* Exercise objective *
Exactly as they appear, output all of the entries.
-- start Records to use --
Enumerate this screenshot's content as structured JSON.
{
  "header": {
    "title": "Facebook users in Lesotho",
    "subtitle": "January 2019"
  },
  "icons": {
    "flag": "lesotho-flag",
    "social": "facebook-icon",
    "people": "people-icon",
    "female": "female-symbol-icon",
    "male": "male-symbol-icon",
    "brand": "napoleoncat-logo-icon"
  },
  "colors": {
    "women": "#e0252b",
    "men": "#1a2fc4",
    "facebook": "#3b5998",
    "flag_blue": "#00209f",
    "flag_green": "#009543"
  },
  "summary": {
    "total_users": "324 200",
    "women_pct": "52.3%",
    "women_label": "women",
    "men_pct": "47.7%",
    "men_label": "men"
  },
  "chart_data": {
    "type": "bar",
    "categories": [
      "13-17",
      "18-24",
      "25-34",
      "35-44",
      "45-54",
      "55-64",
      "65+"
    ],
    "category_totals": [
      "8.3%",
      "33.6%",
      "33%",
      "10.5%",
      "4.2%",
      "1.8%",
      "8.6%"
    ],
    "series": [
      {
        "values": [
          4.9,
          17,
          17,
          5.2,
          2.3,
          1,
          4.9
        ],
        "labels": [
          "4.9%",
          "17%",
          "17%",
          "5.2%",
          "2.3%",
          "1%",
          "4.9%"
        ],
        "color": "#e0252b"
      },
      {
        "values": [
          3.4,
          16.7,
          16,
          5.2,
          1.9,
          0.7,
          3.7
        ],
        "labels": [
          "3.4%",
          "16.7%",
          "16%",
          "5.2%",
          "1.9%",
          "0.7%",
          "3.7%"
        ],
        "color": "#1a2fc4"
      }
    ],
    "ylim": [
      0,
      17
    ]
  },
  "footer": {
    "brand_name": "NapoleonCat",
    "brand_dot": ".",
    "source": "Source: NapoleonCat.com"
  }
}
-- end Records to use --
* Solved exercise *
Enumerate this screenshot's content as structured JSON.
{
  "header": {
    "title": "Facebook users in Lesotho",
    "subtitle": "January 2019"
  },
  "icons": {
    "flag": "lesotho-flag",
    "social": "facebook-icon",
    "people": "people-icon",
    "female": "female-symbol-icon",
    "male": "male-symbol-icon",
    "brand": "napoleoncat-logo-icon"
  },
  "colors": {
    "women": "#e0252b",
    "men": "#1a2fc4",
    "facebook": "#3b5998",
    "flag_blue": "#00209f",
    "flag_green": "#009543"
  },
  "summary": {
    "total_users": "324 200",
    "women_pct": "52.3%",
    "women_label": "women",
    "men_pct": "47.7%",
    "men_label": "men"
  },
  "chart_data": {
    "type": "bar",
    "categories": [
      "13-17",
      "18-24",
      "25-34",
      "35-44",
      "45-54",
      "55-64",
      "65+"
    ],
    "category_totals": [
      "8.3%",
      "33.6%",
      "33%",
      "10.5%",
      "4.2%",
      "1.8%",
      "8.6%"
    ],
    "series": [
      {
        "values": [
          4.9,
          17,
          17,
          5.2,
          2.3,
          1,
          4.9
        ],
        "labels": [
          "4.9%",
          "17%",
          "17%",
          "5.2%",
          "2.3%",
          "1%",
          "4.9%"
        ],
        "color": "#e0252b"
      },
      {
        "values": [
          3.4,
          16.7,
          16,
          5.2,
          1.9,
          0.7,
          3.7
        ],
        "labels": [
          "3.4%",
          "16.7%",
          "16%",
          "5.2%",
          "1.9%",
          "0.7%",
          "3.7%"
        ],
        "color": "#1a2fc4"
      }
    ],
    "ylim": [
      0,
      17
    ]
  },
  "footer": {
    "brand_name": "NapoleonCat",
    "brand_dot": ".",
    "source": "Source: NapoleonCat.com"
  }
}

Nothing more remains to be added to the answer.